---------- RECORDS FOR PROCESSING

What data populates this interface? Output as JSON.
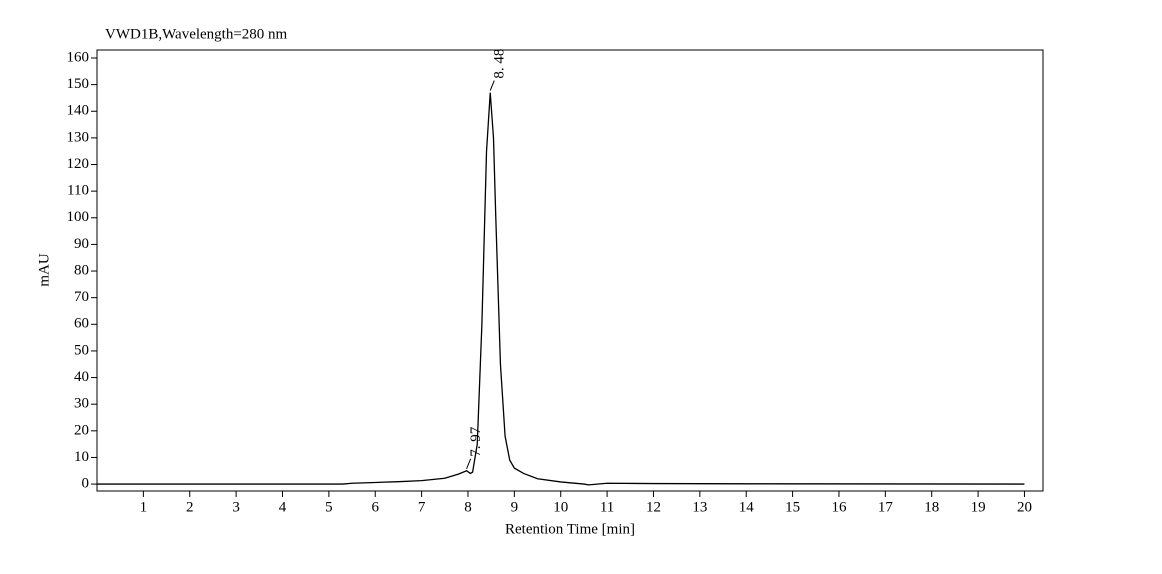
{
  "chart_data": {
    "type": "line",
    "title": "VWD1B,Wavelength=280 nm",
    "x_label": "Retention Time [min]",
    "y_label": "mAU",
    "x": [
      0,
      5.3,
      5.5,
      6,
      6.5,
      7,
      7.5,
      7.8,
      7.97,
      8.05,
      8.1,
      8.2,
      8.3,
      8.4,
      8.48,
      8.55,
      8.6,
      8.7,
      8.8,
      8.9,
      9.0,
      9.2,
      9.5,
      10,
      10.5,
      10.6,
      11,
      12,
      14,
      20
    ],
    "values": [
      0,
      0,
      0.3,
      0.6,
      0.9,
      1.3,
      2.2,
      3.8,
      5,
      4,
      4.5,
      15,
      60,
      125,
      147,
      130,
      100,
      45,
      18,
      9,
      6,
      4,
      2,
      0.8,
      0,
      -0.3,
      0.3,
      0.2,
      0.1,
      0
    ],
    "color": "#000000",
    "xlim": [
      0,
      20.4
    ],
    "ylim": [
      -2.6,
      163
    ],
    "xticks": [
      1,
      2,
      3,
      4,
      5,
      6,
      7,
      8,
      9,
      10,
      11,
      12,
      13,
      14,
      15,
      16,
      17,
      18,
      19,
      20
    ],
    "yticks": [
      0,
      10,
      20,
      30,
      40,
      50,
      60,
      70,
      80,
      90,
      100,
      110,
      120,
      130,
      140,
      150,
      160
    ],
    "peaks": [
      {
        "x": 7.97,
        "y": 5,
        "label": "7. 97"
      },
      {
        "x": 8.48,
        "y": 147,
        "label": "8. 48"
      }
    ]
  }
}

--------------------

* _DIRECTION_
Copy each line in full and exactly, omitting any picture.

* _THE SOLUTION_
What data populates this interface? Output as JSON.
{
  "chart_data": {
    "type": "line",
    "title": "VWD1B,Wavelength=280 nm",
    "x_label": "Retention Time [min]",
    "y_label": "mAU",
    "x": [
      0,
      5.3,
      5.5,
      6,
      6.5,
      7,
      7.5,
      7.8,
      7.97,
      8.05,
      8.1,
      8.2,
      8.3,
      8.4,
      8.48,
      8.55,
      8.6,
      8.7,
      8.8,
      8.9,
      9.0,
      9.2,
      9.5,
      10,
      10.5,
      10.6,
      11,
      12,
      14,
      20
    ],
    "values": [
      0,
      0,
      0.3,
      0.6,
      0.9,
      1.3,
      2.2,
      3.8,
      5,
      4,
      4.5,
      15,
      60,
      125,
      147,
      130,
      100,
      45,
      18,
      9,
      6,
      4,
      2,
      0.8,
      0,
      -0.3,
      0.3,
      0.2,
      0.1,
      0
    ],
    "color": "#000000",
    "xlim": [
      0,
      20.4
    ],
    "ylim": [
      -2.6,
      163
    ],
    "xticks": [
      1,
      2,
      3,
      4,
      5,
      6,
      7,
      8,
      9,
      10,
      11,
      12,
      13,
      14,
      15,
      16,
      17,
      18,
      19,
      20
    ],
    "yticks": [
      0,
      10,
      20,
      30,
      40,
      50,
      60,
      70,
      80,
      90,
      100,
      110,
      120,
      130,
      140,
      150,
      160
    ],
    "peaks": [
      {
        "x": 7.97,
        "y": 5,
        "label": "7. 97"
      },
      {
        "x": 8.48,
        "y": 147,
        "label": "8. 48"
      }
    ]
  }
}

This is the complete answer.